* START Source data *

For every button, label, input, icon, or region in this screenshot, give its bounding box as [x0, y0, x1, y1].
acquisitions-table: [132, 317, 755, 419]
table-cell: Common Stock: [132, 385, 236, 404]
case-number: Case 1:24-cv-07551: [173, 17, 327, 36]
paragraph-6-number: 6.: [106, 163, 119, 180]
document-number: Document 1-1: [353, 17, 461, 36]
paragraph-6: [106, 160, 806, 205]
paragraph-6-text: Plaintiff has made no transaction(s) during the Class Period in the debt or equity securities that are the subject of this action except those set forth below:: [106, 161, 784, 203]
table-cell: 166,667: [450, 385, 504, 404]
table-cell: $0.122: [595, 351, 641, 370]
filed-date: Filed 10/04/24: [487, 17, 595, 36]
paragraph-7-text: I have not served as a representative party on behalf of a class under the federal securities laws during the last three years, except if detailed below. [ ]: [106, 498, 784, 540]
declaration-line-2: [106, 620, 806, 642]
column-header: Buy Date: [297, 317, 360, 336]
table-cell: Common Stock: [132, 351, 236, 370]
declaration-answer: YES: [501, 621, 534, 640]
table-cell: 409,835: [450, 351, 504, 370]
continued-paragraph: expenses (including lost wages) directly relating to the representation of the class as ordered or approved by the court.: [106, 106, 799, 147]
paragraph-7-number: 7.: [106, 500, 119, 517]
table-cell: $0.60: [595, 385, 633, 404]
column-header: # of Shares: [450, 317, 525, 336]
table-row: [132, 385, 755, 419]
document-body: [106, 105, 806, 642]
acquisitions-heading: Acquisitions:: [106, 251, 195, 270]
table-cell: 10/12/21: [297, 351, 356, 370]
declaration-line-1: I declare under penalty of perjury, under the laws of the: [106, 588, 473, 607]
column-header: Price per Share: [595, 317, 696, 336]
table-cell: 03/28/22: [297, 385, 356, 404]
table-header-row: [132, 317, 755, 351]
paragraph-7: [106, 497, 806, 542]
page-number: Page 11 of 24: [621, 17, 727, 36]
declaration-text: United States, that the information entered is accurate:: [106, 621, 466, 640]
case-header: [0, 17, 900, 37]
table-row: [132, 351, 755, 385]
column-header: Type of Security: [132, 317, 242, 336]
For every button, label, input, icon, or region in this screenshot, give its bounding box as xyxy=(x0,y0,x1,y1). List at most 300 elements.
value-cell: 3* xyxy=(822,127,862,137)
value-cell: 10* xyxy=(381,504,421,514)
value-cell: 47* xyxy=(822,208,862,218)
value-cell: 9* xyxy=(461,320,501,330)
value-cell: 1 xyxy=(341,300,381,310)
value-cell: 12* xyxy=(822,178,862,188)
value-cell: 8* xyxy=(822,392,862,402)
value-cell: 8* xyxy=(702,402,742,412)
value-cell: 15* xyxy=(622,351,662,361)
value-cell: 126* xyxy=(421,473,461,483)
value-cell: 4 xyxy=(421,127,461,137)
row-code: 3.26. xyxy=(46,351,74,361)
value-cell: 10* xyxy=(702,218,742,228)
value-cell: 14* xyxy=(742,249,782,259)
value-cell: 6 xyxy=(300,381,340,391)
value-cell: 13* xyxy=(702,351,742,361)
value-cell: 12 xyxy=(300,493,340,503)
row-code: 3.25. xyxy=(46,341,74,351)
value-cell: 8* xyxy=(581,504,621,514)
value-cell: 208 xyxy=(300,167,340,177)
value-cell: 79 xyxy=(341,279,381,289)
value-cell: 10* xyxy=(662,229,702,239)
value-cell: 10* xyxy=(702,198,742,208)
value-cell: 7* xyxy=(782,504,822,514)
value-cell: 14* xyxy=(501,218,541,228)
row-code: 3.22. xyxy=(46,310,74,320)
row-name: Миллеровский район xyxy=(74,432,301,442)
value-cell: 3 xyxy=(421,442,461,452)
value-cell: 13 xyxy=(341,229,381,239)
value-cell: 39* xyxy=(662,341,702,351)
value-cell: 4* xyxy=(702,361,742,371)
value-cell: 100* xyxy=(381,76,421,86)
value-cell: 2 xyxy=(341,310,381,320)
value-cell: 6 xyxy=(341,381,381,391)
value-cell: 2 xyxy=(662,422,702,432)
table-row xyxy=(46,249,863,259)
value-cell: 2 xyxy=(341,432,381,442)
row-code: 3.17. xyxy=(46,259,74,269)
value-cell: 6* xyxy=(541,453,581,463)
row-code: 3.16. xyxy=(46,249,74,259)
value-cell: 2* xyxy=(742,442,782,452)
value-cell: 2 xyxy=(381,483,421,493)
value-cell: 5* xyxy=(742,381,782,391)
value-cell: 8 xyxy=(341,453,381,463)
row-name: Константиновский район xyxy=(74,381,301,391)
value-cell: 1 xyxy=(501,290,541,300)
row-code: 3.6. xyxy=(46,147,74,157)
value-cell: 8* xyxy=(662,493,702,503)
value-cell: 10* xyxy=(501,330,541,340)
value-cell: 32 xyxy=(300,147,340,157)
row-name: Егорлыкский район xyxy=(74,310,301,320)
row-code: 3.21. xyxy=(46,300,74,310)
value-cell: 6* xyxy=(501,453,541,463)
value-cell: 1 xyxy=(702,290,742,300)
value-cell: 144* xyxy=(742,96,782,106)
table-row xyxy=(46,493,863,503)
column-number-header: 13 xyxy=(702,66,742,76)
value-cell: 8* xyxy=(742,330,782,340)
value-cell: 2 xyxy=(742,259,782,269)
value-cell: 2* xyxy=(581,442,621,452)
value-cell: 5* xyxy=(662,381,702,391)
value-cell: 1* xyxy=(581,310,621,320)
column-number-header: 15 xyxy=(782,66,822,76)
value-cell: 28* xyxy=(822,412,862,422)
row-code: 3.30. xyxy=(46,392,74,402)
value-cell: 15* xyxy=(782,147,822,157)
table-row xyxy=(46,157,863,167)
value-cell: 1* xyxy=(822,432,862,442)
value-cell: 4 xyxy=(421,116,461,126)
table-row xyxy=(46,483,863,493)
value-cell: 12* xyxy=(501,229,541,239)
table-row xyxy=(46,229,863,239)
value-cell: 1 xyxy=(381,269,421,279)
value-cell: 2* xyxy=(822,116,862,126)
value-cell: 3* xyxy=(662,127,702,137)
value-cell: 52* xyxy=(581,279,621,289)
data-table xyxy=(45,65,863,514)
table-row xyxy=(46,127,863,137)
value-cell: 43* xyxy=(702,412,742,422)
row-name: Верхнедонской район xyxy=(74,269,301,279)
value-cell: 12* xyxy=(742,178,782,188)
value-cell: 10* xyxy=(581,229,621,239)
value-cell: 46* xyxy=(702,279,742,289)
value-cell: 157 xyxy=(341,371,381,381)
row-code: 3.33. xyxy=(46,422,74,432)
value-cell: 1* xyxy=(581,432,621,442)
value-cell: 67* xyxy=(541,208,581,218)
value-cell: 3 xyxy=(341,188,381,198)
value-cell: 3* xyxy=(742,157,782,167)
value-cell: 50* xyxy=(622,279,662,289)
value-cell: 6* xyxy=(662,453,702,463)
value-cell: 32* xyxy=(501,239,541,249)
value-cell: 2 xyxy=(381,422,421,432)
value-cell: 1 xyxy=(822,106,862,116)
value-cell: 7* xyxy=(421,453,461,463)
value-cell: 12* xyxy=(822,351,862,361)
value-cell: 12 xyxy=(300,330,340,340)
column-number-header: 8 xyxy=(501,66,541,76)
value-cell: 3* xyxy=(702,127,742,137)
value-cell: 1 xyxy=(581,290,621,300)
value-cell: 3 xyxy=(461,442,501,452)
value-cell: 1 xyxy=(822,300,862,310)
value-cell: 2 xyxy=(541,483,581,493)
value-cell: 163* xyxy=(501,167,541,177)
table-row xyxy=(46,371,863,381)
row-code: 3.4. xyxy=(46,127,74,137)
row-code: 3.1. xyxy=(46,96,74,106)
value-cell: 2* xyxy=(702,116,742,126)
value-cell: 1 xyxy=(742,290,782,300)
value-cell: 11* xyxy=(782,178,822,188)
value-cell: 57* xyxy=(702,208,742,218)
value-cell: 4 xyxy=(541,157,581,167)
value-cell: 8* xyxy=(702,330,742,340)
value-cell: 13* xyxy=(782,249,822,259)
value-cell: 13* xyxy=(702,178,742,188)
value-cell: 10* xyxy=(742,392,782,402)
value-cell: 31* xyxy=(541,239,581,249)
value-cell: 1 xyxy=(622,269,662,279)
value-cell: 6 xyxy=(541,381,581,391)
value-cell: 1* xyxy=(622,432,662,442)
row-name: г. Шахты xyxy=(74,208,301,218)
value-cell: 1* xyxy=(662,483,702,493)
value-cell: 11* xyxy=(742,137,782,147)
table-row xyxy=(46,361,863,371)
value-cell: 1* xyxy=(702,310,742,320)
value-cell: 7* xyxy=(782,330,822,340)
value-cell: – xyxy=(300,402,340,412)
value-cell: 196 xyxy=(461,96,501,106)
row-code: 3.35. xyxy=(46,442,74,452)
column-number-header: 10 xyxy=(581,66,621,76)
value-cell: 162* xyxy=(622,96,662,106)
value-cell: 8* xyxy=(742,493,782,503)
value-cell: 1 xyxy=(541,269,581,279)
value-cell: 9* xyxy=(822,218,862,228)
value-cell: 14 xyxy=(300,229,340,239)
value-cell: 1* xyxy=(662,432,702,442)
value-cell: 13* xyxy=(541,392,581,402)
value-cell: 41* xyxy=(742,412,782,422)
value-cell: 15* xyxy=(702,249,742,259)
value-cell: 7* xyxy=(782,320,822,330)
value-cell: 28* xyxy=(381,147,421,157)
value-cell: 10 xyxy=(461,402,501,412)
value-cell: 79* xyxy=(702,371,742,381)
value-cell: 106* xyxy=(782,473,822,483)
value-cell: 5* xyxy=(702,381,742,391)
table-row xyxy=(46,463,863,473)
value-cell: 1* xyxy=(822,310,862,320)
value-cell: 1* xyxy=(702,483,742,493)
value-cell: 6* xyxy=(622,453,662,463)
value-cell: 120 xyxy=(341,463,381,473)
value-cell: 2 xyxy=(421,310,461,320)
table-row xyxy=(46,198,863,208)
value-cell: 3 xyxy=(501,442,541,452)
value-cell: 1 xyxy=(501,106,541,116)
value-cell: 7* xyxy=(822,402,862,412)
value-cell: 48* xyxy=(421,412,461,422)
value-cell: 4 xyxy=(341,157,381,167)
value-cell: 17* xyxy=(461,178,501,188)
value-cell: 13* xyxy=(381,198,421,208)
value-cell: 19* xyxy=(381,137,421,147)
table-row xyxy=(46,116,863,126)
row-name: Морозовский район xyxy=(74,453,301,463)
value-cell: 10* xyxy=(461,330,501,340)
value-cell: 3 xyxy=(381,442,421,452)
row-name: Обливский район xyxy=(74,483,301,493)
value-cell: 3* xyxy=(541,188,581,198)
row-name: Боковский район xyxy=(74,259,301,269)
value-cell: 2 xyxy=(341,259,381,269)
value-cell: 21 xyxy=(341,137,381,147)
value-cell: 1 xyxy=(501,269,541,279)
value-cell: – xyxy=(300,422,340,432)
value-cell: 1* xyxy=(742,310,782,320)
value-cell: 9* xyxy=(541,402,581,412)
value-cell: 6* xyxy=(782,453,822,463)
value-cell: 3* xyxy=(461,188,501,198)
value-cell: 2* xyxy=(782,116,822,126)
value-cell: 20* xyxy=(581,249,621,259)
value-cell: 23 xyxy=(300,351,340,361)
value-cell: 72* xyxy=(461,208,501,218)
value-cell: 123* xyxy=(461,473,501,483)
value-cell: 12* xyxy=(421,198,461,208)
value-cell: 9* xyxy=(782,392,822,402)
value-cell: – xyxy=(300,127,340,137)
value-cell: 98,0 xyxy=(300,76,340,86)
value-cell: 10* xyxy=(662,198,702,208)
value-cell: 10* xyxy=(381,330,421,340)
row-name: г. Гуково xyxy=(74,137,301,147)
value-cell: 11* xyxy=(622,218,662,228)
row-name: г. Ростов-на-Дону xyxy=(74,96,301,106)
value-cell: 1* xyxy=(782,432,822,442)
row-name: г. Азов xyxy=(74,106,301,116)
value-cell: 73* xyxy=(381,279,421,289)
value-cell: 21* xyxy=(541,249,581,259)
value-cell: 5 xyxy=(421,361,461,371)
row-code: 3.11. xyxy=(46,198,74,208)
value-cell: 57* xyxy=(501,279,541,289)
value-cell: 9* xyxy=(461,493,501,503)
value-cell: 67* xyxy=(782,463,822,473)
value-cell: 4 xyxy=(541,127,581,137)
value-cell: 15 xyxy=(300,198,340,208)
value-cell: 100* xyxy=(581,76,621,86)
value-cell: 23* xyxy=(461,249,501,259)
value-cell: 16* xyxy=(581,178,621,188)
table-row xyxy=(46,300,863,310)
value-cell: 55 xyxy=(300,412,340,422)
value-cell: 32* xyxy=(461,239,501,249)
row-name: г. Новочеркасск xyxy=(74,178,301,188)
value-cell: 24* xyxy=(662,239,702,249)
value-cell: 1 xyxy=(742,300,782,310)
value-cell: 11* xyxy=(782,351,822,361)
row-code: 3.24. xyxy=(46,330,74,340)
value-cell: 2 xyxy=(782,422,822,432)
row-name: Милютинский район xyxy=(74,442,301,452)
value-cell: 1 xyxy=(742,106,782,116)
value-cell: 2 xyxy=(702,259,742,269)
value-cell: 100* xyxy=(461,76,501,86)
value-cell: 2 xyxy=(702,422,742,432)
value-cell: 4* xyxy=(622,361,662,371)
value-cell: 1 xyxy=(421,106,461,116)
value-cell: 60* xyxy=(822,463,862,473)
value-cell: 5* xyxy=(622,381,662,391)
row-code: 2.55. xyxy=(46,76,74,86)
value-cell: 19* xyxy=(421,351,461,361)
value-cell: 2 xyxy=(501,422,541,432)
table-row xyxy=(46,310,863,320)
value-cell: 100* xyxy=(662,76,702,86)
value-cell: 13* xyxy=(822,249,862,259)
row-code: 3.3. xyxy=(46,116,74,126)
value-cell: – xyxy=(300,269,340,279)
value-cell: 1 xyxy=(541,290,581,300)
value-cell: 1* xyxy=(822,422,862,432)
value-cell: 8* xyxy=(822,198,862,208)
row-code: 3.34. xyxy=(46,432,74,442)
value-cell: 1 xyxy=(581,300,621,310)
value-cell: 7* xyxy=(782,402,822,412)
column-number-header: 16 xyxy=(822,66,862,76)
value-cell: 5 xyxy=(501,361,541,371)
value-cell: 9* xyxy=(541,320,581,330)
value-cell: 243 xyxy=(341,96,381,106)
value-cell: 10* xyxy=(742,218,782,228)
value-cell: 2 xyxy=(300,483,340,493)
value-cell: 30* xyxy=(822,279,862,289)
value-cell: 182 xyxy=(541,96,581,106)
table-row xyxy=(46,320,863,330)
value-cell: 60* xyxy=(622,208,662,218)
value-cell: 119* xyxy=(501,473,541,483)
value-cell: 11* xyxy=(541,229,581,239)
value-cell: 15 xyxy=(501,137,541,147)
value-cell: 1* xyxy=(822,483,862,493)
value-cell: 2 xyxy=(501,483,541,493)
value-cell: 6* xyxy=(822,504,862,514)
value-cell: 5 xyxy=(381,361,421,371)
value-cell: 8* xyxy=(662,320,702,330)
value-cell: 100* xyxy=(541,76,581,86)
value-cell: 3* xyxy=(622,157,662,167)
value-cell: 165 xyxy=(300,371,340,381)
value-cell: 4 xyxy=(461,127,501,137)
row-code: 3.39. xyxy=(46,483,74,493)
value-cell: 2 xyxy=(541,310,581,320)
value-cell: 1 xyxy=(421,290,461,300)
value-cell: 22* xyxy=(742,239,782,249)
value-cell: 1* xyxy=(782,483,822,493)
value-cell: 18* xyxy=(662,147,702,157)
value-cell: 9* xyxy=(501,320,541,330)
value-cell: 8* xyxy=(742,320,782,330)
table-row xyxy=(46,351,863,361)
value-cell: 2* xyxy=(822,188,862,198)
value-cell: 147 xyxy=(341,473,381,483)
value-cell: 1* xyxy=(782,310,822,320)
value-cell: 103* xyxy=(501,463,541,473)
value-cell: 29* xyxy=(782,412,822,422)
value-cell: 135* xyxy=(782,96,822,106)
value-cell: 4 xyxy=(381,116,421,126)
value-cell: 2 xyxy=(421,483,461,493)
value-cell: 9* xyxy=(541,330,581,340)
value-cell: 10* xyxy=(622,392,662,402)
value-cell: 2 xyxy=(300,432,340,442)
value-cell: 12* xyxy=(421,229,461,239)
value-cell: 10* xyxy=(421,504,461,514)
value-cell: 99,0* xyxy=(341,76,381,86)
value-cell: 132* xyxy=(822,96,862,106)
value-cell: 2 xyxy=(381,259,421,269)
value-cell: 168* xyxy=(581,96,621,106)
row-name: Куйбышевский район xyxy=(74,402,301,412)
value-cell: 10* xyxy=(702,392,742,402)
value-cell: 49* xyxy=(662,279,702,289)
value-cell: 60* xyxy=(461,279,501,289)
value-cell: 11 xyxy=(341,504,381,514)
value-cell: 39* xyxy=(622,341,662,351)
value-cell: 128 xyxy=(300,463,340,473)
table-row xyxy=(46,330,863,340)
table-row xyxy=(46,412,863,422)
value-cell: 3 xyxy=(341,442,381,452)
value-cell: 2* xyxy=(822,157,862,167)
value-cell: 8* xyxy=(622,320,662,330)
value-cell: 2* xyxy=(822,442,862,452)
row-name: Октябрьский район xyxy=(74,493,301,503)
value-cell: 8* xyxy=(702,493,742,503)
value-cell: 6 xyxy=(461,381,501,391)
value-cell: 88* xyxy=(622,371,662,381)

* END Source data *

Edit the data from its first line through the line containing "table-cell: 409,835: [450, 351, 504, 370]". Replace "Plaintiff" with "Claimant", leave everything else unchanged, and give only those lines.

For every button, label, input, icon, or region in this screenshot, give its bounding box as [x0, y0, x1, y1].
acquisitions-table: [132, 317, 755, 419]
table-cell: Common Stock: [132, 385, 236, 404]
case-number: Case 1:24-cv-07551: [173, 17, 327, 36]
paragraph-6-number: 6.: [106, 163, 119, 180]
document-number: Document 1-1: [353, 17, 461, 36]
paragraph-6: [106, 160, 806, 205]
paragraph-6-text: Claimant has made no transaction(s) during the Class Period in the debt or equity securities that are the subject of this action except those set forth below:: [106, 161, 784, 203]
table-cell: 166,667: [450, 385, 504, 404]
table-cell: $0.122: [595, 351, 641, 370]
filed-date: Filed 10/04/24: [487, 17, 595, 36]
paragraph-7-text: I have not served as a representative party on behalf of a class under the federal securities laws during the last three years, except if detailed below. [ ]: [106, 498, 784, 540]
declaration-line-2: [106, 620, 806, 642]
column-header: Buy Date: [297, 317, 360, 336]
table-cell: Common Stock: [132, 351, 236, 370]
declaration-answer: YES: [501, 621, 534, 640]
table-cell: 409,835: [450, 351, 504, 370]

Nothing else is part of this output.